All of the data must be printed exactly; please include every line.

━━━━━ Data entries ━━━━━

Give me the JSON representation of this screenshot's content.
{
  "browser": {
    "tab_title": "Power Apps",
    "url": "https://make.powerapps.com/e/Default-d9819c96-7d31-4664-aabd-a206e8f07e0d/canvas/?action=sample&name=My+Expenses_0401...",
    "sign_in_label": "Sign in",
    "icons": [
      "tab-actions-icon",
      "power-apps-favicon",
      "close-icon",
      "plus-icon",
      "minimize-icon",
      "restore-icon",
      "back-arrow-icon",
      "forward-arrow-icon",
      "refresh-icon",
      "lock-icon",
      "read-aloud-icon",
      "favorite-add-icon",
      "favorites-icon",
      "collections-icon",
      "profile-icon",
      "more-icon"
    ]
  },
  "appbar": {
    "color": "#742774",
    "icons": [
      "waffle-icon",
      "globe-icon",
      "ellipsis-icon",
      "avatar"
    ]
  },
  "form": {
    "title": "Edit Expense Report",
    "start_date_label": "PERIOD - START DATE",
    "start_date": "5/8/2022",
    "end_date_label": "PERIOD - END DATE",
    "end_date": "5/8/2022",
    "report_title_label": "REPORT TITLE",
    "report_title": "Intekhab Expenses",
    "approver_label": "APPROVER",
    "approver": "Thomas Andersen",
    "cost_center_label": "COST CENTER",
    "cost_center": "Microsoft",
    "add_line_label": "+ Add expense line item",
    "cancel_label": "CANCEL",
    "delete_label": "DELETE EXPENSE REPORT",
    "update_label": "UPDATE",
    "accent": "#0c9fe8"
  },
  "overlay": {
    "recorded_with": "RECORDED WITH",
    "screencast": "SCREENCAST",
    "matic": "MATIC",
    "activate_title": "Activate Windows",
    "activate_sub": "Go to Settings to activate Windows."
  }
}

━━━━━

Task response
Give me the JSON representation of this screenshot's content.
{
  "browser": {
    "tab_title": "Power Apps",
    "url": "https://make.powerapps.com/e/Default-d9819c96-7d31-4664-aabd-a206e8f07e0d/canvas/?action=sample&name=My+Expenses_0401...",
    "sign_in_label": "Sign in",
    "icons": [
      "tab-actions-icon",
      "power-apps-favicon",
      "close-icon",
      "plus-icon",
      "minimize-icon",
      "restore-icon",
      "back-arrow-icon",
      "forward-arrow-icon",
      "refresh-icon",
      "lock-icon",
      "read-aloud-icon",
      "favorite-add-icon",
      "favorites-icon",
      "collections-icon",
      "profile-icon",
      "more-icon"
    ]
  },
  "appbar": {
    "color": "#742774",
    "icons": [
      "waffle-icon",
      "globe-icon",
      "ellipsis-icon",
      "avatar"
    ]
  },
  "form": {
    "title": "Edit Expense Report",
    "start_date_label": "PERIOD - START DATE",
    "start_date": "5/8/2022",
    "end_date_label": "PERIOD - END DATE",
    "end_date": "5/8/2022",
    "report_title_label": "REPORT TITLE",
    "report_title": "Intekhab Expenses",
    "approver_label": "APPROVER",
    "approver": "Thomas Andersen",
    "cost_center_label": "COST CENTER",
    "cost_center": "Microsoft",
    "add_line_label": "+ Add expense line item",
    "cancel_label": "CANCEL",
    "delete_label": "DELETE EXPENSE REPORT",
    "update_label": "UPDATE",
    "accent": "#0c9fe8"
  },
  "overlay": {
    "recorded_with": "RECORDED WITH",
    "screencast": "SCREENCAST",
    "matic": "MATIC",
    "activate_title": "Activate Windows",
    "activate_sub": "Go to Settings to activate Windows."
  }
}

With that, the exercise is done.